▸ DIRECTIONS: Using the listing below, select the lines with the word "this" and copy them.

··· TASK INPUTS ···

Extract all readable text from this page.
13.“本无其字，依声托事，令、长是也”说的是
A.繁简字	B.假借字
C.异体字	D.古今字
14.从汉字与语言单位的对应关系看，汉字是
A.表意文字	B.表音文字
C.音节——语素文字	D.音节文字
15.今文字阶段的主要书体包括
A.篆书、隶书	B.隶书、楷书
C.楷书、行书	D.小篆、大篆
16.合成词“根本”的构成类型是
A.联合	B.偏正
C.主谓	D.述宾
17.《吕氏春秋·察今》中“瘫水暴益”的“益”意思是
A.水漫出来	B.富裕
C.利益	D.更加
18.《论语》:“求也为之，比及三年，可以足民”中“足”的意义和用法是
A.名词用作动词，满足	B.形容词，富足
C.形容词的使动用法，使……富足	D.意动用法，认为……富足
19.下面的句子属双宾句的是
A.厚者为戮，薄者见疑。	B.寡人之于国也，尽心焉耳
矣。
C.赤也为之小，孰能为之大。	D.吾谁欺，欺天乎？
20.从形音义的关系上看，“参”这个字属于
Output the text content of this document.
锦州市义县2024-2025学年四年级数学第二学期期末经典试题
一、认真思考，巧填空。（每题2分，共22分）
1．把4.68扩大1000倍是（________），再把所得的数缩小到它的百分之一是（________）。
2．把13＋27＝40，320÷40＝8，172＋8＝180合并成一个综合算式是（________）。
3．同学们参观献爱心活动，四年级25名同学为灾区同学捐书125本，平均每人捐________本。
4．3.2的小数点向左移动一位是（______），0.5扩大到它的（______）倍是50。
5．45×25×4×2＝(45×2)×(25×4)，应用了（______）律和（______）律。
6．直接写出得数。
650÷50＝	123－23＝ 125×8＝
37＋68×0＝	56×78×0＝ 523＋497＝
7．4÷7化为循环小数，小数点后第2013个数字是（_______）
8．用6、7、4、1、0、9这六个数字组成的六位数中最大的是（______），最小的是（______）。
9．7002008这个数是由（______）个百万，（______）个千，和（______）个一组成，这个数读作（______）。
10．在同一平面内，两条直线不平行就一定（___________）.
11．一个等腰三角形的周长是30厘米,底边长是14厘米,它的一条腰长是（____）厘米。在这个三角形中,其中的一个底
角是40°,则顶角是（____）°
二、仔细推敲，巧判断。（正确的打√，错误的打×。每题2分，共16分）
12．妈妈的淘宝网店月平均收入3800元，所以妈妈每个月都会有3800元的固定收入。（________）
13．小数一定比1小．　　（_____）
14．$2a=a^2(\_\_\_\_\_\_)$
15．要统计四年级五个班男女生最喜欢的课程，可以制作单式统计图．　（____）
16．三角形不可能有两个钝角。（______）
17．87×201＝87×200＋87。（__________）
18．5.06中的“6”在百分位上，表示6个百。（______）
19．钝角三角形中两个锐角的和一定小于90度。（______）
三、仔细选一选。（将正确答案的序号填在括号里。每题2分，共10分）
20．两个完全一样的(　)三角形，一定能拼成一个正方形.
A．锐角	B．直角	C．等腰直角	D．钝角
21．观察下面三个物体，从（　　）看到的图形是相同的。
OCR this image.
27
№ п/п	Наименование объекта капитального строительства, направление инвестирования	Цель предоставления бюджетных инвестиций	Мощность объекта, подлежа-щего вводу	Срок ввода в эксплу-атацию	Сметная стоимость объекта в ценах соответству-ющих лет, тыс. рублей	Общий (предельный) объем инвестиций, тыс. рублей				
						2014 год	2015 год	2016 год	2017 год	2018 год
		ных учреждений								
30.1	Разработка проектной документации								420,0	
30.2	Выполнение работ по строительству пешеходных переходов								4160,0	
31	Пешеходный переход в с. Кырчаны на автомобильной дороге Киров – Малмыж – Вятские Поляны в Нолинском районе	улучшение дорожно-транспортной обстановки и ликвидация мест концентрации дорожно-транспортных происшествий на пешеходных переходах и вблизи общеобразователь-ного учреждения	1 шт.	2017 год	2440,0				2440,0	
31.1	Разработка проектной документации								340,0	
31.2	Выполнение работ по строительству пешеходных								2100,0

···
··· TASK INPUTS ···

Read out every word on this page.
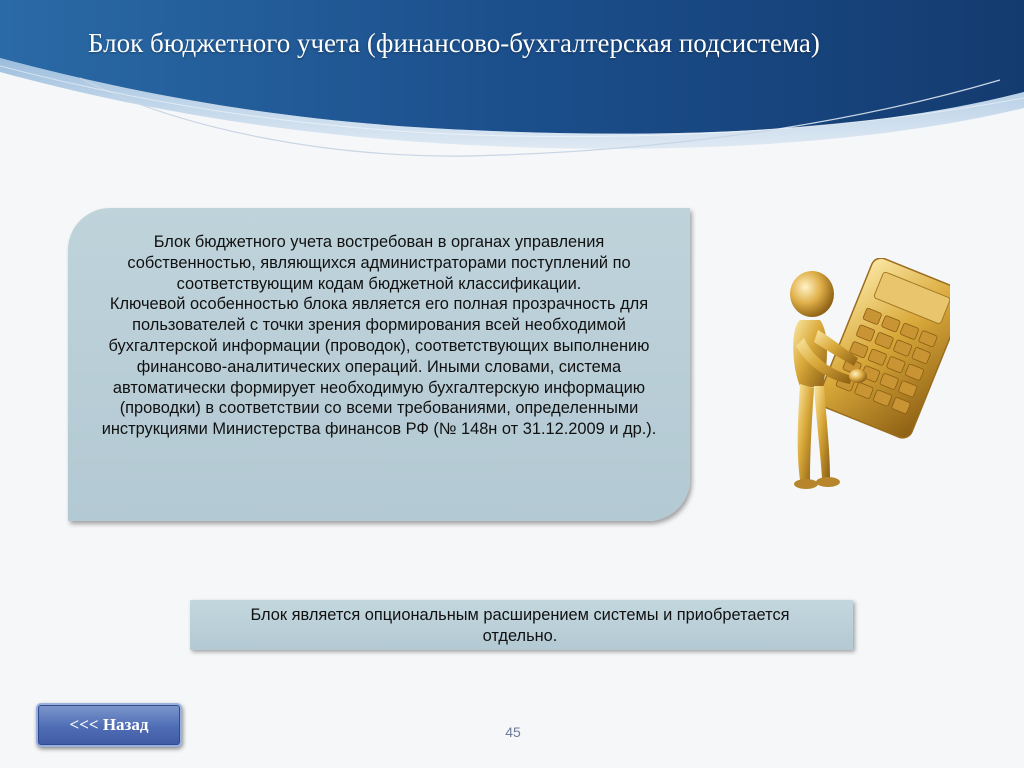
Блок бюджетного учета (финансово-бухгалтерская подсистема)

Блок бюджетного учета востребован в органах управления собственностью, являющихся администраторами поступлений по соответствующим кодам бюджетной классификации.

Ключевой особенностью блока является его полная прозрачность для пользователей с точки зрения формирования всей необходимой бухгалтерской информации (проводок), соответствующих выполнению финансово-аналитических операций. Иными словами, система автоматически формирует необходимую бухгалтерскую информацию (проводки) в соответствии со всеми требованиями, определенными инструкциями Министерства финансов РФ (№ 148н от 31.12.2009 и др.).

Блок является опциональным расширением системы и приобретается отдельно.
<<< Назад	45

···

▸ RESPONSE TO THE EXERCISE:
Extract all readable text from this page.
Output the text content of this document.
OCR this image.
Read out every word on this page.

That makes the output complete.